» Challenge
Transcribe all the entries word for word, skipping the pictures.

'''

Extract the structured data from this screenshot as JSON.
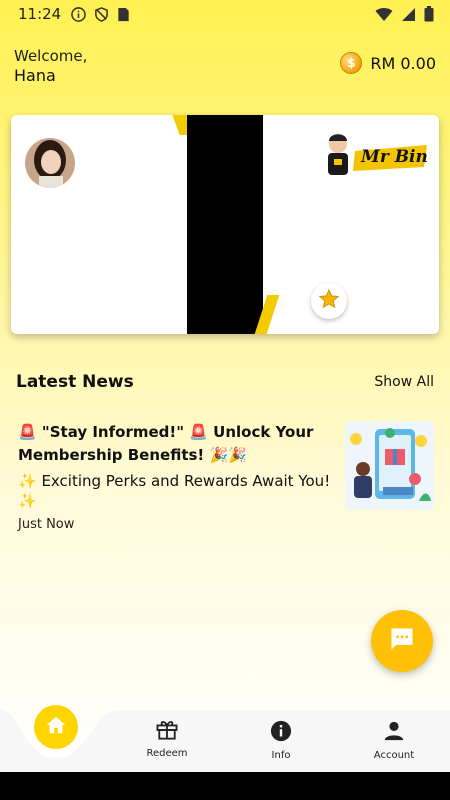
{
  "status_bar": {
    "time": "11:24"
  },
  "header": {
    "welcome": "Welcome,",
    "user_name": "Hana",
    "balance": "RM 0.00"
  },
  "card": {
    "brand": "Mr Bin"
  },
  "news": {
    "section_title": "Latest News",
    "show_all": "Show All",
    "items": [
      {
        "headline": "🚨 \"Stay Informed!\" 🚨 Unlock Your Membership Benefits! 🎉🎉",
        "subtitle": "✨ Exciting Perks and Rewards Await You! ✨",
        "time": "Just Now"
      }
    ]
  },
  "bottom_nav": {
    "items": [
      {
        "label": "Redeem",
        "icon": "gift-icon"
      },
      {
        "label": "Info",
        "icon": "info-icon"
      },
      {
        "label": "Account",
        "icon": "account-icon"
      }
    ]
  },
  "colors": {
    "accent": "#FFD400",
    "fab": "#FFC107",
    "band": "#000000",
    "stripe": "#F2CC00"
  }
}
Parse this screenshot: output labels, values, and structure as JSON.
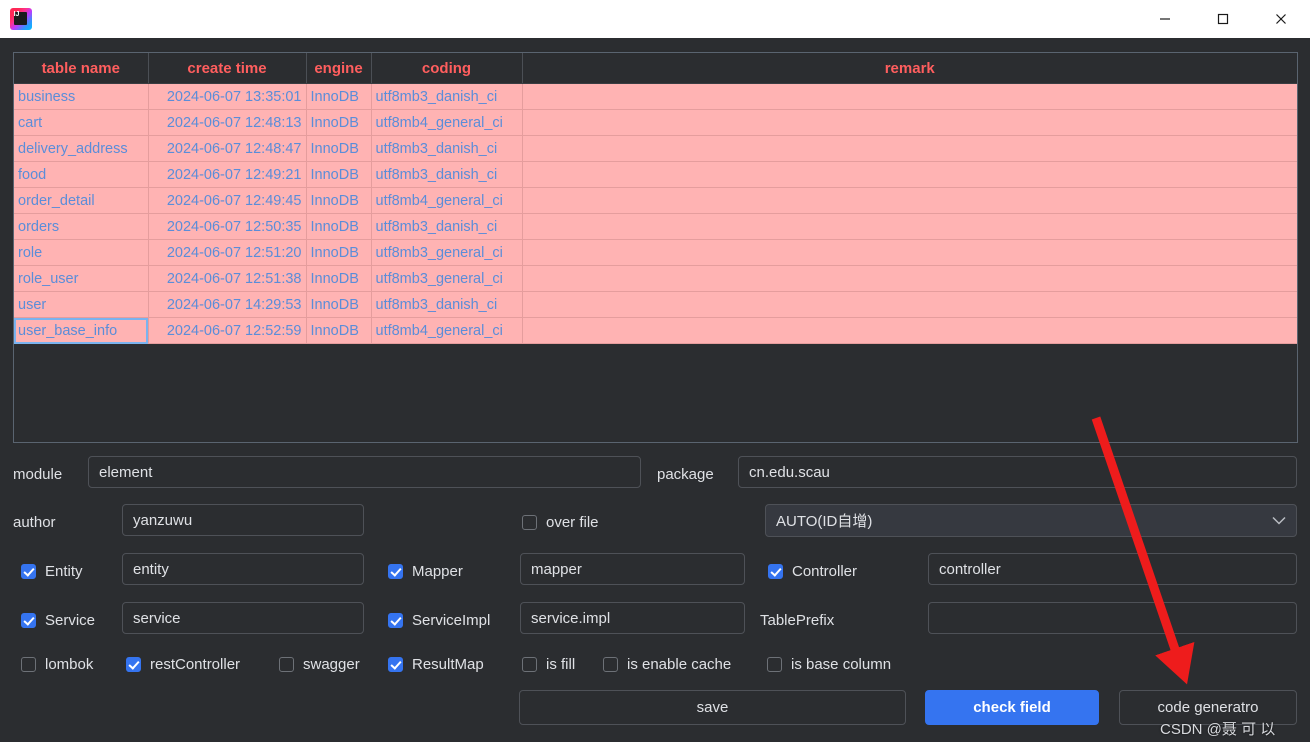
{
  "window": {
    "logo_text": "IJ",
    "controls": {
      "minimize": "minimize-icon",
      "maximize": "maximize-icon",
      "close": "close-icon"
    }
  },
  "table": {
    "columns": [
      "table name",
      "create time",
      "engine",
      "coding",
      "remark"
    ],
    "rows": [
      {
        "name": "business",
        "create_time": "2024-06-07 13:35:01",
        "engine": "InnoDB",
        "coding": "utf8mb3_danish_ci",
        "remark": "",
        "selected": false
      },
      {
        "name": "cart",
        "create_time": "2024-06-07 12:48:13",
        "engine": "InnoDB",
        "coding": "utf8mb4_general_ci",
        "remark": "",
        "selected": false
      },
      {
        "name": "delivery_address",
        "create_time": "2024-06-07 12:48:47",
        "engine": "InnoDB",
        "coding": "utf8mb3_danish_ci",
        "remark": "",
        "selected": false
      },
      {
        "name": "food",
        "create_time": "2024-06-07 12:49:21",
        "engine": "InnoDB",
        "coding": "utf8mb3_danish_ci",
        "remark": "",
        "selected": false
      },
      {
        "name": "order_detail",
        "create_time": "2024-06-07 12:49:45",
        "engine": "InnoDB",
        "coding": "utf8mb4_general_ci",
        "remark": "",
        "selected": false
      },
      {
        "name": "orders",
        "create_time": "2024-06-07 12:50:35",
        "engine": "InnoDB",
        "coding": "utf8mb3_danish_ci",
        "remark": "",
        "selected": false
      },
      {
        "name": "role",
        "create_time": "2024-06-07 12:51:20",
        "engine": "InnoDB",
        "coding": "utf8mb3_general_ci",
        "remark": "",
        "selected": false
      },
      {
        "name": "role_user",
        "create_time": "2024-06-07 12:51:38",
        "engine": "InnoDB",
        "coding": "utf8mb3_general_ci",
        "remark": "",
        "selected": false
      },
      {
        "name": "user",
        "create_time": "2024-06-07 14:29:53",
        "engine": "InnoDB",
        "coding": "utf8mb3_danish_ci",
        "remark": "",
        "selected": false
      },
      {
        "name": "user_base_info",
        "create_time": "2024-06-07 12:52:59",
        "engine": "InnoDB",
        "coding": "utf8mb4_general_ci",
        "remark": "",
        "selected": true
      }
    ]
  },
  "form": {
    "module_label": "module",
    "module_value": "element",
    "package_label": "package",
    "package_value": "cn.edu.scau",
    "author_label": "author",
    "author_value": "yanzuwu",
    "over_file_label": "over file",
    "over_file_checked": false,
    "id_strategy_value": "AUTO(ID自增)",
    "id_strategy_chevron": "chevron-down-icon",
    "entity_label": "Entity",
    "entity_checked": true,
    "entity_value": "entity",
    "mapper_label": "Mapper",
    "mapper_checked": true,
    "mapper_value": "mapper",
    "controller_label": "Controller",
    "controller_checked": true,
    "controller_value": "controller",
    "service_label": "Service",
    "service_checked": true,
    "service_value": "service",
    "serviceimpl_label": "ServiceImpl",
    "serviceimpl_checked": true,
    "serviceimpl_value": "service.impl",
    "tableprefix_label": "TablePrefix",
    "tableprefix_value": "",
    "lombok_label": "lombok",
    "lombok_checked": false,
    "restcontroller_label": "restController",
    "restcontroller_checked": true,
    "swagger_label": "swagger",
    "swagger_checked": false,
    "resultmap_label": "ResultMap",
    "resultmap_checked": true,
    "isfill_label": "is fill",
    "isfill_checked": false,
    "isenablecache_label": "is enable cache",
    "isenablecache_checked": false,
    "isbasecolumn_label": "is base column",
    "isbasecolumn_checked": false
  },
  "buttons": {
    "save": "save",
    "check_field": "check field",
    "code_generator": "code generatro"
  },
  "annotation": {
    "arrow": "red-arrow-annotation",
    "arrow_color": "#ee1c1c",
    "watermark": "CSDN @聂 可 以"
  },
  "colors": {
    "background": "#2b2d30",
    "row_pink": "#ffb3b3",
    "row_text_blue": "#5b8dd9",
    "header_red": "#ff5e5e",
    "accent_blue": "#3574f0"
  }
}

'''

» Result of this exercise
Extract the structured data from this screenshot as JSON.
{
  "status_bar": {
    "time": "11:24"
  },
  "header": {
    "welcome": "Welcome,",
    "user_name": "Hana",
    "balance": "RM 0.00"
  },
  "card": {
    "brand": "Mr Bin"
  },
  "news": {
    "section_title": "Latest News",
    "show_all": "Show All",
    "items": [
      {
        "headline": "🚨 \"Stay Informed!\" 🚨 Unlock Your Membership Benefits! 🎉🎉",
        "subtitle": "✨ Exciting Perks and Rewards Await You! ✨",
        "time": "Just Now"
      }
    ]
  },
  "bottom_nav": {
    "items": [
      {
        "label": "Redeem",
        "icon": "gift-icon"
      },
      {
        "label": "Info",
        "icon": "info-icon"
      },
      {
        "label": "Account",
        "icon": "account-icon"
      }
    ]
  },
  "colors": {
    "accent": "#FFD400",
    "fab": "#FFC107",
    "band": "#000000",
    "stripe": "#F2CC00"
  }
}
Parse this screenshot: output labels, values, and structure as JSON.
{
  "window": {
    "logo_text": "IJ",
    "controls": {
      "minimize": "minimize-icon",
      "maximize": "maximize-icon",
      "close": "close-icon"
    }
  },
  "table": {
    "columns": [
      "table name",
      "create time",
      "engine",
      "coding",
      "remark"
    ],
    "rows": [
      {
        "name": "business",
        "create_time": "2024-06-07 13:35:01",
        "engine": "InnoDB",
        "coding": "utf8mb3_danish_ci",
        "remark": "",
        "selected": false
      },
      {
        "name": "cart",
        "create_time": "2024-06-07 12:48:13",
        "engine": "InnoDB",
        "coding": "utf8mb4_general_ci",
        "remark": "",
        "selected": false
      },
      {
        "name": "delivery_address",
        "create_time": "2024-06-07 12:48:47",
        "engine": "InnoDB",
        "coding": "utf8mb3_danish_ci",
        "remark": "",
        "selected": false
      },
      {
        "name": "food",
        "create_time": "2024-06-07 12:49:21",
        "engine": "InnoDB",
        "coding": "utf8mb3_danish_ci",
        "remark": "",
        "selected": false
      },
      {
        "name": "order_detail",
        "create_time": "2024-06-07 12:49:45",
        "engine": "InnoDB",
        "coding": "utf8mb4_general_ci",
        "remark": "",
        "selected": false
      },
      {
        "name": "orders",
        "create_time": "2024-06-07 12:50:35",
        "engine": "InnoDB",
        "coding": "utf8mb3_danish_ci",
        "remark": "",
        "selected": false
      },
      {
        "name": "role",
        "create_time": "2024-06-07 12:51:20",
        "engine": "InnoDB",
        "coding": "utf8mb3_general_ci",
        "remark": "",
        "selected": false
      },
      {
        "name": "role_user",
        "create_time": "2024-06-07 12:51:38",
        "engine": "InnoDB",
        "coding": "utf8mb3_general_ci",
        "remark": "",
        "selected": false
      },
      {
        "name": "user",
        "create_time": "2024-06-07 14:29:53",
        "engine": "InnoDB",
        "coding": "utf8mb3_danish_ci",
        "remark": "",
        "selected": false
      },
      {
        "name": "user_base_info",
        "create_time": "2024-06-07 12:52:59",
        "engine": "InnoDB",
        "coding": "utf8mb4_general_ci",
        "remark": "",
        "selected": true
      }
    ]
  },
  "form": {
    "module_label": "module",
    "module_value": "element",
    "package_label": "package",
    "package_value": "cn.edu.scau",
    "author_label": "author",
    "author_value": "yanzuwu",
    "over_file_label": "over file",
    "over_file_checked": false,
    "id_strategy_value": "AUTO(ID自增)",
    "id_strategy_chevron": "chevron-down-icon",
    "entity_label": "Entity",
    "entity_checked": true,
    "entity_value": "entity",
    "mapper_label": "Mapper",
    "mapper_checked": true,
    "mapper_value": "mapper",
    "controller_label": "Controller",
    "controller_checked": true,
    "controller_value": "controller",
    "service_label": "Service",
    "service_checked": true,
    "service_value": "service",
    "serviceimpl_label": "ServiceImpl",
    "serviceimpl_checked": true,
    "serviceimpl_value": "service.impl",
    "tableprefix_label": "TablePrefix",
    "tableprefix_value": "",
    "lombok_label": "lombok",
    "lombok_checked": false,
    "restcontroller_label": "restController",
    "restcontroller_checked": true,
    "swagger_label": "swagger",
    "swagger_checked": false,
    "resultmap_label": "ResultMap",
    "resultmap_checked": true,
    "isfill_label": "is fill",
    "isfill_checked": false,
    "isenablecache_label": "is enable cache",
    "isenablecache_checked": false,
    "isbasecolumn_label": "is base column",
    "isbasecolumn_checked": false
  },
  "buttons": {
    "save": "save",
    "check_field": "check field",
    "code_generator": "code generatro"
  },
  "annotation": {
    "arrow": "red-arrow-annotation",
    "arrow_color": "#ee1c1c",
    "watermark": "CSDN @聂 可 以"
  },
  "colors": {
    "background": "#2b2d30",
    "row_pink": "#ffb3b3",
    "row_text_blue": "#5b8dd9",
    "header_red": "#ff5e5e",
    "accent_blue": "#3574f0"
  }
}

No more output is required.